■ PROBLEM DESCRIPTION
Without including any images, repeat the data exactly.

Figure record listings:
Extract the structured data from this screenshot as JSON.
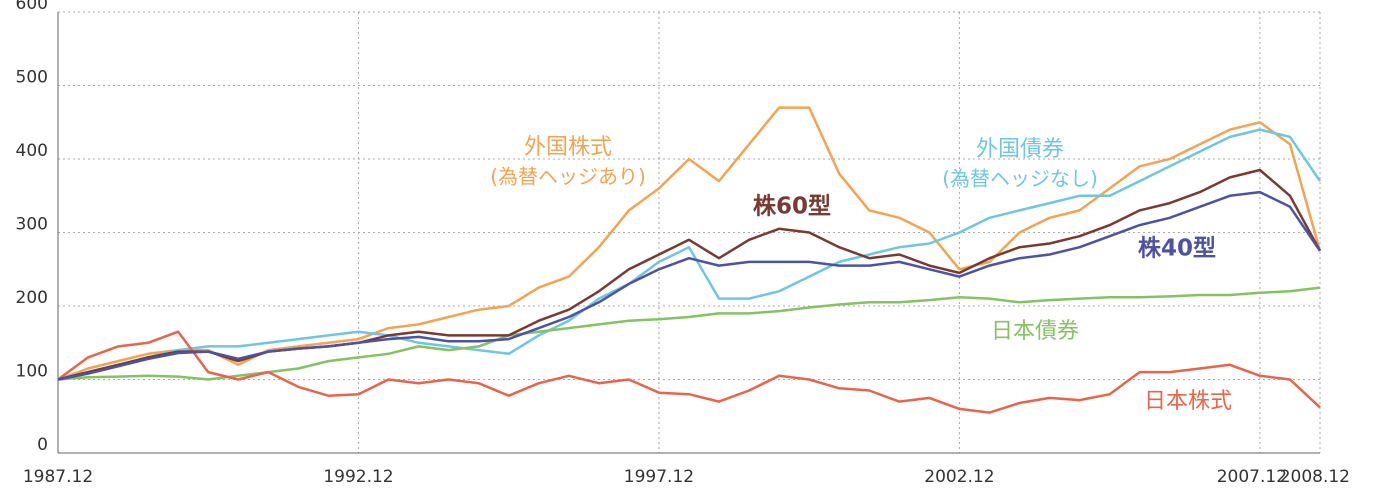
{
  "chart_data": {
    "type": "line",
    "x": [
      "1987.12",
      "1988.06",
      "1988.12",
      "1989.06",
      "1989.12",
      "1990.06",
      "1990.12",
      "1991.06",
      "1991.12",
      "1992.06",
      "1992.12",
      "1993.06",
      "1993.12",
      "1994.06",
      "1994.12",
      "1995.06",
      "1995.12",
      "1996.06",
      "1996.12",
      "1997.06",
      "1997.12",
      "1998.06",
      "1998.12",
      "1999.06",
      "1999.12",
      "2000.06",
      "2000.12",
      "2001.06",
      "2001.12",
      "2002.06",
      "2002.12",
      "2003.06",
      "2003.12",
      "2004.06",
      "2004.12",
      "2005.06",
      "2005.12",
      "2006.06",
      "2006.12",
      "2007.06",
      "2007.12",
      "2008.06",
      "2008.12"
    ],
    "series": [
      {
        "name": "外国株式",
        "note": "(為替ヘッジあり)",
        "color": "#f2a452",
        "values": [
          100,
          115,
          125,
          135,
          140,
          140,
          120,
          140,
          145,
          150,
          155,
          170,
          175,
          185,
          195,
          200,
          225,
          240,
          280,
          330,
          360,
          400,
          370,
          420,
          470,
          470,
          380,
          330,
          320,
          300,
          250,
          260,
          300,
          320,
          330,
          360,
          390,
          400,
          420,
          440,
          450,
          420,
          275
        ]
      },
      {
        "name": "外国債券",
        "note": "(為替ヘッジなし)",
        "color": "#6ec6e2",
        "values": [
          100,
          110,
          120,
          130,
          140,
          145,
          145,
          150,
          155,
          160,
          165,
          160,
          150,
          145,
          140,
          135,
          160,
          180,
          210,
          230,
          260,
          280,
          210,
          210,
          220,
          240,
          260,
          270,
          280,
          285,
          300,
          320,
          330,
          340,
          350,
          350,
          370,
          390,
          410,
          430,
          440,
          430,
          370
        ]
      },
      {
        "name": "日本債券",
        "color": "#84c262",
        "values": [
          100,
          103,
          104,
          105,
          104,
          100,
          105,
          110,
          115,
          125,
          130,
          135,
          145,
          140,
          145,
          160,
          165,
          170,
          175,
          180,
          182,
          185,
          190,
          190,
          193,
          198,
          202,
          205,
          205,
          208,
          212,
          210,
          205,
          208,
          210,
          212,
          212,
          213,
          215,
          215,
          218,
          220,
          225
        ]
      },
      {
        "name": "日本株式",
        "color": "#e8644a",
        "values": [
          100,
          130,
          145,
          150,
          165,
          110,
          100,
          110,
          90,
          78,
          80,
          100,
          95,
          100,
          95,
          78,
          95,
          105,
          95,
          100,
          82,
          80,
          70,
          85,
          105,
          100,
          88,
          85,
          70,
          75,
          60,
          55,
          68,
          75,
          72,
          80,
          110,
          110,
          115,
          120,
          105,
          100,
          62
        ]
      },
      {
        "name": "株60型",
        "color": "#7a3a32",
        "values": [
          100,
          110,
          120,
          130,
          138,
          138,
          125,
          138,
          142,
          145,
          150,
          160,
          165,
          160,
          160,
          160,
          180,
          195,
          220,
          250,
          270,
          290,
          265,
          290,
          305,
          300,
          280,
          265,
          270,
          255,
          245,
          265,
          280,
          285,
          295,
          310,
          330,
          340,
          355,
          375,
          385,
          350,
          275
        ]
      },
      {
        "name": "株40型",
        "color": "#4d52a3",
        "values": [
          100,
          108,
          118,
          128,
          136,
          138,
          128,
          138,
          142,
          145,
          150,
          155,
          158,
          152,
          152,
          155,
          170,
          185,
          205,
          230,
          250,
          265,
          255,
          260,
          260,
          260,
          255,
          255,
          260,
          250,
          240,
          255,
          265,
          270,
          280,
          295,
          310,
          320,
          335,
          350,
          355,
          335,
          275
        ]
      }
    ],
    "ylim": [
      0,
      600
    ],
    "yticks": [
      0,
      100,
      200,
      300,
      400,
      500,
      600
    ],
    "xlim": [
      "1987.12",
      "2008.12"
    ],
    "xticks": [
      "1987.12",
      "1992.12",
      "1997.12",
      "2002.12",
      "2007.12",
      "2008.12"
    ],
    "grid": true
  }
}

■ FULL ANSWER
Extract the structured data from this screenshot as JSON.
{
  "chart_data": {
    "type": "line",
    "x": [
      "1987.12",
      "1988.06",
      "1988.12",
      "1989.06",
      "1989.12",
      "1990.06",
      "1990.12",
      "1991.06",
      "1991.12",
      "1992.06",
      "1992.12",
      "1993.06",
      "1993.12",
      "1994.06",
      "1994.12",
      "1995.06",
      "1995.12",
      "1996.06",
      "1996.12",
      "1997.06",
      "1997.12",
      "1998.06",
      "1998.12",
      "1999.06",
      "1999.12",
      "2000.06",
      "2000.12",
      "2001.06",
      "2001.12",
      "2002.06",
      "2002.12",
      "2003.06",
      "2003.12",
      "2004.06",
      "2004.12",
      "2005.06",
      "2005.12",
      "2006.06",
      "2006.12",
      "2007.06",
      "2007.12",
      "2008.06",
      "2008.12"
    ],
    "series": [
      {
        "name": "外国株式",
        "note": "(為替ヘッジあり)",
        "color": "#f2a452",
        "values": [
          100,
          115,
          125,
          135,
          140,
          140,
          120,
          140,
          145,
          150,
          155,
          170,
          175,
          185,
          195,
          200,
          225,
          240,
          280,
          330,
          360,
          400,
          370,
          420,
          470,
          470,
          380,
          330,
          320,
          300,
          250,
          260,
          300,
          320,
          330,
          360,
          390,
          400,
          420,
          440,
          450,
          420,
          275
        ]
      },
      {
        "name": "外国債券",
        "note": "(為替ヘッジなし)",
        "color": "#6ec6e2",
        "values": [
          100,
          110,
          120,
          130,
          140,
          145,
          145,
          150,
          155,
          160,
          165,
          160,
          150,
          145,
          140,
          135,
          160,
          180,
          210,
          230,
          260,
          280,
          210,
          210,
          220,
          240,
          260,
          270,
          280,
          285,
          300,
          320,
          330,
          340,
          350,
          350,
          370,
          390,
          410,
          430,
          440,
          430,
          370
        ]
      },
      {
        "name": "日本債券",
        "color": "#84c262",
        "values": [
          100,
          103,
          104,
          105,
          104,
          100,
          105,
          110,
          115,
          125,
          130,
          135,
          145,
          140,
          145,
          160,
          165,
          170,
          175,
          180,
          182,
          185,
          190,
          190,
          193,
          198,
          202,
          205,
          205,
          208,
          212,
          210,
          205,
          208,
          210,
          212,
          212,
          213,
          215,
          215,
          218,
          220,
          225
        ]
      },
      {
        "name": "日本株式",
        "color": "#e8644a",
        "values": [
          100,
          130,
          145,
          150,
          165,
          110,
          100,
          110,
          90,
          78,
          80,
          100,
          95,
          100,
          95,
          78,
          95,
          105,
          95,
          100,
          82,
          80,
          70,
          85,
          105,
          100,
          88,
          85,
          70,
          75,
          60,
          55,
          68,
          75,
          72,
          80,
          110,
          110,
          115,
          120,
          105,
          100,
          62
        ]
      },
      {
        "name": "株60型",
        "color": "#7a3a32",
        "values": [
          100,
          110,
          120,
          130,
          138,
          138,
          125,
          138,
          142,
          145,
          150,
          160,
          165,
          160,
          160,
          160,
          180,
          195,
          220,
          250,
          270,
          290,
          265,
          290,
          305,
          300,
          280,
          265,
          270,
          255,
          245,
          265,
          280,
          285,
          295,
          310,
          330,
          340,
          355,
          375,
          385,
          350,
          275
        ]
      },
      {
        "name": "株40型",
        "color": "#4d52a3",
        "values": [
          100,
          108,
          118,
          128,
          136,
          138,
          128,
          138,
          142,
          145,
          150,
          155,
          158,
          152,
          152,
          155,
          170,
          185,
          205,
          230,
          250,
          265,
          255,
          260,
          260,
          260,
          255,
          255,
          260,
          250,
          240,
          255,
          265,
          270,
          280,
          295,
          310,
          320,
          335,
          350,
          355,
          335,
          275
        ]
      }
    ],
    "ylim": [
      0,
      600
    ],
    "yticks": [
      0,
      100,
      200,
      300,
      400,
      500,
      600
    ],
    "xlim": [
      "1987.12",
      "2008.12"
    ],
    "xticks": [
      "1987.12",
      "1992.12",
      "1997.12",
      "2002.12",
      "2007.12",
      "2008.12"
    ],
    "grid": true
  }
}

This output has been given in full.